◆ Stated goal: Please pull out every line that includes the string "Woellmerstraße".

Saved entries:

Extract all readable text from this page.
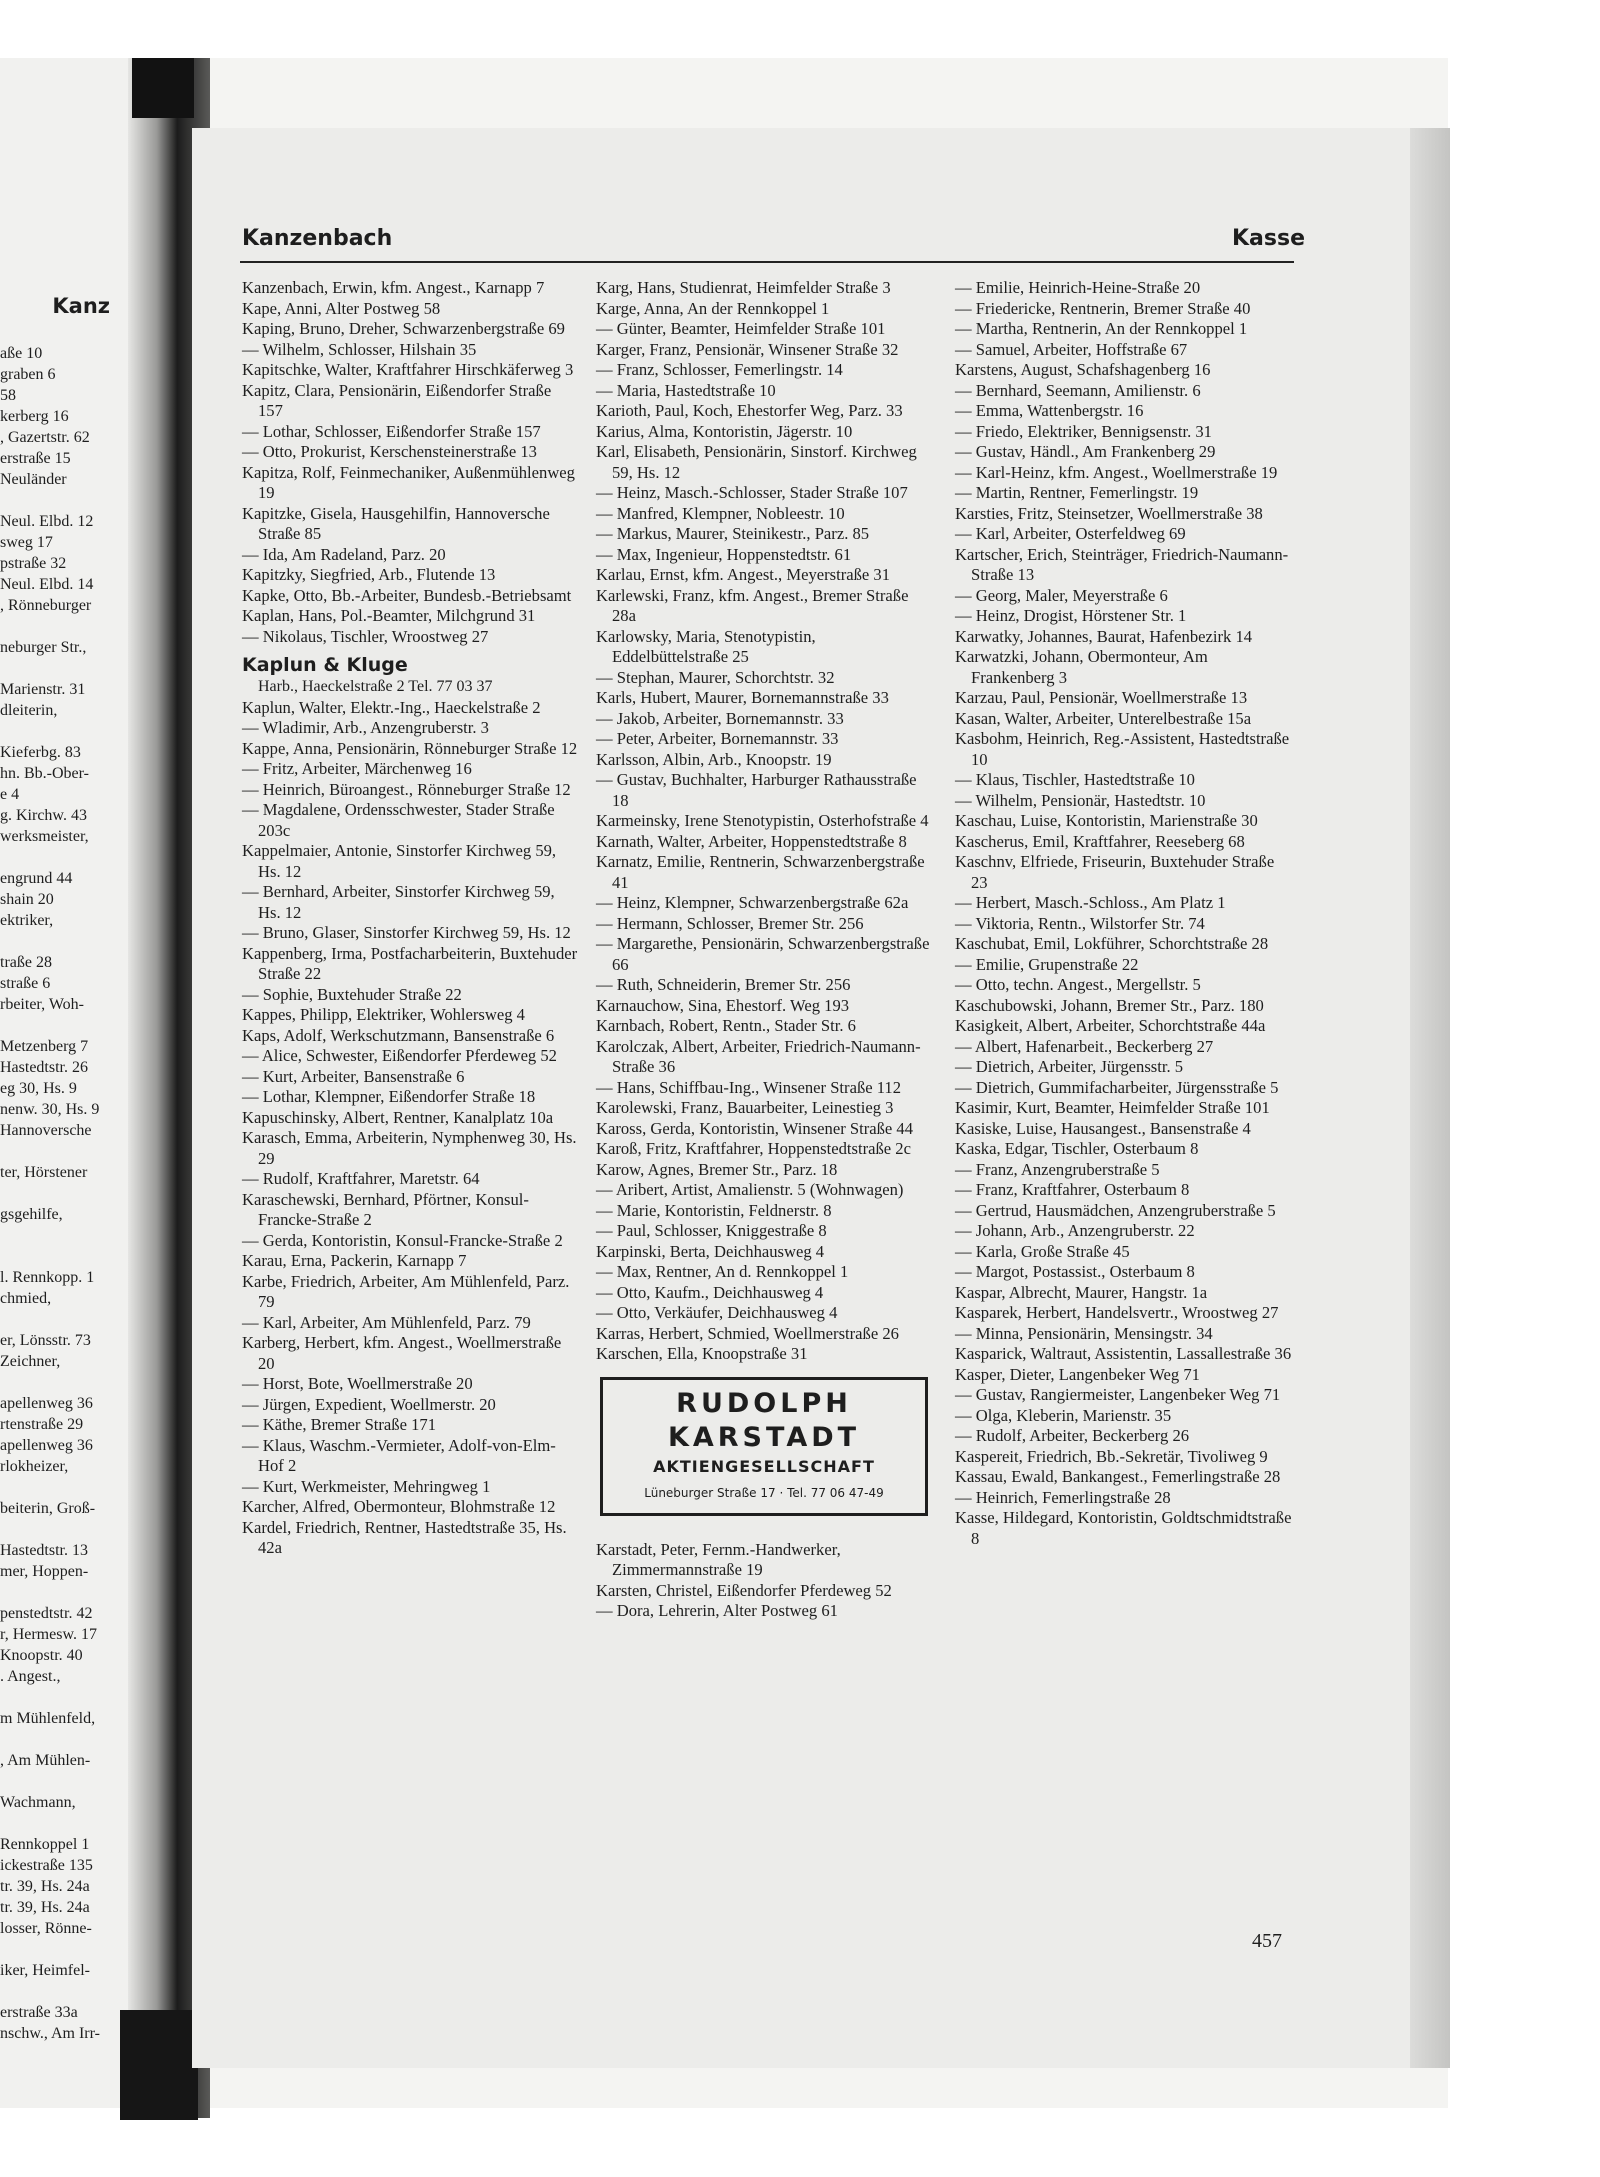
Kanz
aße 10
graben 6
58
kerberg 16
, Gazertstr. 62
erstraße 15
Neuländer
Neul. Elbd. 12
sweg 17
pstraße 32
Neul. Elbd. 14
, Rönneburger
neburger Str.,
Marienstr. 31
dleiterin,
Kieferbg. 83
hn. Bb.-Ober-
e 4
g. Kirchw. 43
werksmeister,
engrund 44
shain 20
ektriker,
traße 28
straße 6
rbeiter, Woh-
Metzenberg 7
Hastedtstr. 26
eg 30, Hs. 9
nenw. 30, Hs. 9
Hannoversche
ter, Hörstener
gsgehilfe,
l. Rennkopp. 1
chmied,
er, Lönsstr. 73
Zeichner,
apellenweg 36
rtenstraße 29
apellenweg 36
rlokheizer,
beiterin, Groß-
Hastedtstr. 13
mer, Hoppen-
penstedtstr. 42
r, Hermesw. 17
Knoopstr. 40
. Angest.,
m Mühlenfeld,
, Am Mühlen-
Wachmann,
Rennkoppel 1
ickestraße 135
tr. 39, Hs. 24a
tr. 39, Hs. 24a
losser, Rönne-
iker, Heimfel-
erstraße 33a
nschw., Am Irr-
Kanzenbach	Kasse

Kanzenbach, Erwin, kfm. Angest., Karnapp 7

Kape, Anni, Alter Postweg 58

Kaping, Bruno, Dreher, Schwarzenbergstraße 69

— Wilhelm, Schlosser, Hilshain 35

Kapitschke, Walter, Kraftfahrer Hirschkäferweg 3

Kapitz, Clara, Pensionärin, Eißendorfer Straße 157

— Lothar, Schlosser, Eißendorfer Straße 157

— Otto, Prokurist, Kerschensteinerstraße 13

Kapitza, Rolf, Feinmechaniker, Außenmühlenweg 19

Kapitzke, Gisela, Hausgehilfin, Hannoversche Straße 85

— Ida, Am Radeland, Parz. 20

Kapitzky, Siegfried, Arb., Flutende 13

Kapke, Otto, Bb.-Arbeiter, Bundesb.-Betriebsamt

Kaplan, Hans, Pol.-Beamter, Milchgrund 31

— Nikolaus, Tischler, Wroostweg 27

Kaplun & Kluge
Harb., Haeckelstraße 2 Tel. 77 03 37

Kaplun, Walter, Elektr.-Ing., Haeckelstraße 2

— Wladimir, Arb., Anzengruberstr. 3

Kappe, Anna, Pensionärin, Rönneburger Straße 12

— Fritz, Arbeiter, Märchenweg 16

— Heinrich, Büroangest., Rönneburger Straße 12

— Magdalene, Ordensschwester, Stader Straße 203c

Kappelmaier, Antonie, Sinstorfer Kirchweg 59, Hs. 12

— Bernhard, Arbeiter, Sinstorfer Kirchweg 59, Hs. 12

— Bruno, Glaser, Sinstorfer Kirchweg 59, Hs. 12

Kappenberg, Irma, Postfacharbeiterin, Buxtehuder Straße 22

— Sophie, Buxtehuder Straße 22

Kappes, Philipp, Elektriker, Wohlersweg 4

Kaps, Adolf, Werkschutzmann, Bansenstraße 6

— Alice, Schwester, Eißendorfer Pferdeweg 52

— Kurt, Arbeiter, Bansenstraße 6

— Lothar, Klempner, Eißendorfer Straße 18

Kapuschinsky, Albert, Rentner, Kanalplatz 10a

Karasch, Emma, Arbeiterin, Nymphenweg 30, Hs. 29

— Rudolf, Kraftfahrer, Maretstr. 64

Karaschewski, Bernhard, Pförtner, Konsul-Francke-Straße 2

— Gerda, Kontoristin, Konsul-Francke-Straße 2

Karau, Erna, Packerin, Karnapp 7

Karbe, Friedrich, Arbeiter, Am Mühlenfeld, Parz. 79

— Karl, Arbeiter, Am Mühlenfeld, Parz. 79

Karberg, Herbert, kfm. Angest., Woellmerstraße 20

— Horst, Bote, Woellmerstraße 20

— Jürgen, Expedient, Woellmerstr. 20

— Käthe, Bremer Straße 171

— Klaus, Waschm.-Vermieter, Adolf-von-Elm-Hof 2

— Kurt, Werkmeister, Mehringweg 1

Karcher, Alfred, Obermonteur, Blohmstraße 12

Kardel, Friedrich, Rentner, Hastedtstraße 35, Hs. 42a

Karg, Hans, Studienrat, Heimfelder Straße 3

Karge, Anna, An der Rennkoppel 1

— Günter, Beamter, Heimfelder Straße 101

Karger, Franz, Pensionär, Winsener Straße 32

— Franz, Schlosser, Femerlingstr. 14

— Maria, Hastedtstraße 10

Karioth, Paul, Koch, Ehestorfer Weg, Parz. 33

Karius, Alma, Kontoristin, Jägerstr. 10

Karl, Elisabeth, Pensionärin, Sinstorf. Kirchweg 59, Hs. 12

— Heinz, Masch.-Schlosser, Stader Straße 107

— Manfred, Klempner, Nobleestr. 10

— Markus, Maurer, Steinikestr., Parz. 85

— Max, Ingenieur, Hoppenstedtstr. 61

Karlau, Ernst, kfm. Angest., Meyerstraße 31

Karlewski, Franz, kfm. Angest., Bremer Straße 28a

Karlowsky, Maria, Stenotypistin, Eddelbüttelstraße 25

— Stephan, Maurer, Schorchtstr. 32

Karls, Hubert, Maurer, Bornemannstraße 33

— Jakob, Arbeiter, Bornemannstr. 33

— Peter, Arbeiter, Bornemannstr. 33

Karlsson, Albin, Arb., Knoopstr. 19

— Gustav, Buchhalter, Harburger Rathausstraße 18

Karmeinsky, Irene Stenotypistin, Osterhofstraße 4

Karnath, Walter, Arbeiter, Hoppenstedtstraße 8

Karnatz, Emilie, Rentnerin, Schwarzenbergstraße 41

— Heinz, Klempner, Schwarzenbergstraße 62a

— Hermann, Schlosser, Bremer Str. 256

— Margarethe, Pensionärin, Schwarzenbergstraße 66

— Ruth, Schneiderin, Bremer Str. 256

Karnauchow, Sina, Ehestorf. Weg 193

Karnbach, Robert, Rentn., Stader Str. 6

Karolczak, Albert, Arbeiter, Friedrich-Naumann-Straße 36

— Hans, Schiffbau-Ing., Winsener Straße 112

Karolewski, Franz, Bauarbeiter, Leinestieg 3

Kaross, Gerda, Kontoristin, Winsener Straße 44

Karoß, Fritz, Kraftfahrer, Hoppenstedtstraße 2c

Karow, Agnes, Bremer Str., Parz. 18

— Aribert, Artist, Amalienstr. 5 (Wohnwagen)

— Marie, Kontoristin, Feldnerstr. 8

— Paul, Schlosser, Kniggestraße 8

Karpinski, Berta, Deichhausweg 4

— Max, Rentner, An d. Rennkoppel 1

— Otto, Kaufm., Deichhausweg 4

— Otto, Verkäufer, Deichhausweg 4

Karras, Herbert, Schmied, Woellmerstraße 26

Karschen, Ella, Knoopstraße 31

RUDOLPH KARSTADT
AKTIENGESELLSCHAFT
Lüneburger Straße 17 · Tel. 77 06 47-49

Karstadt, Peter, Fernm.-Handwerker, Zimmermannstraße 19

Karsten, Christel, Eißendorfer Pferdeweg 52

— Dora, Lehrerin, Alter Postweg 61

— Emilie, Heinrich-Heine-Straße 20

— Friedericke, Rentnerin, Bremer Straße 40

— Martha, Rentnerin, An der Rennkoppel 1

— Samuel, Arbeiter, Hoffstraße 67

Karstens, August, Schafshagenberg 16

— Bernhard, Seemann, Amilienstr. 6

— Emma, Wattenbergstr. 16

— Friedo, Elektriker, Bennigsenstr. 31

— Gustav, Händl., Am Frankenberg 29

— Karl-Heinz, kfm. Angest., Woellmerstraße 19

— Martin, Rentner, Femerlingstr. 19

Karsties, Fritz, Steinsetzer, Woellmerstraße 38

— Karl, Arbeiter, Osterfeldweg 69

Kartscher, Erich, Steinträger, Friedrich-Naumann-Straße 13

— Georg, Maler, Meyerstraße 6

— Heinz, Drogist, Hörstener Str. 1

Karwatky, Johannes, Baurat, Hafenbezirk 14

Karwatzki, Johann, Obermonteur, Am Frankenberg 3

Karzau, Paul, Pensionär, Woellmerstraße 13

Kasan, Walter, Arbeiter, Unterelbestraße 15a

Kasbohm, Heinrich, Reg.-Assistent, Hastedtstraße 10

— Klaus, Tischler, Hastedtstraße 10

— Wilhelm, Pensionär, Hastedtstr. 10

Kaschau, Luise, Kontoristin, Marienstraße 30

Kascherus, Emil, Kraftfahrer, Reeseberg 68

Kaschnv, Elfriede, Friseurin, Buxtehuder Straße 23

— Herbert, Masch.-Schloss., Am Platz 1

— Viktoria, Rentn., Wilstorfer Str. 74

Kaschubat, Emil, Lokführer, Schorchtstraße 28

— Emilie, Grupenstraße 22

— Otto, techn. Angest., Mergellstr. 5

Kaschubowski, Johann, Bremer Str., Parz. 180

Kasigkeit, Albert, Arbeiter, Schorchtstraße 44a

— Albert, Hafenarbeit., Beckerberg 27

— Dietrich, Arbeiter, Jürgensstr. 5

— Dietrich, Gummifacharbeiter, Jürgensstraße 5

Kasimir, Kurt, Beamter, Heimfelder Straße 101

Kasiske, Luise, Hausangest., Bansenstraße 4

Kaska, Edgar, Tischler, Osterbaum 8

— Franz, Anzengruberstraße 5

— Franz, Kraftfahrer, Osterbaum 8

— Gertrud, Hausmädchen, Anzengruberstraße 5

— Johann, Arb., Anzengruberstr. 22

— Karla, Große Straße 45

— Margot, Postassist., Osterbaum 8

Kaspar, Albrecht, Maurer, Hangstr. 1a

Kasparek, Herbert, Handelsvertr., Wroostweg 27

— Minna, Pensionärin, Mensingstr. 34

Kasparick, Waltraut, Assistentin, Lassallestraße 36

Kasper, Dieter, Langenbeker Weg 71

— Gustav, Rangiermeister, Langenbeker Weg 71

— Olga, Kleberin, Marienstr. 35

— Rudolf, Arbeiter, Beckerberg 26

Kaspereit, Friedrich, Bb.-Sekretär, Tivoliweg 9

Kassau, Ewald, Bankangest., Femerlingstraße 28

— Heinrich, Femerlingstraße 28

Kasse, Hildegard, Kontoristin, Goldtschmidtstraße 8

457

◆ Exercise result:
Karberg, Herbert, kfm. Angest., Woellmerstraße 20
— Horst, Bote, Woellmerstraße 20
Karras, Herbert, Schmied, Woellmerstraße 26
— Karl-Heinz, kfm. Angest., Woellmerstraße 19
Karsties, Fritz, Steinsetzer, Woellmerstraße 38
Karzau, Paul, Pensionär, Woellmerstraße 13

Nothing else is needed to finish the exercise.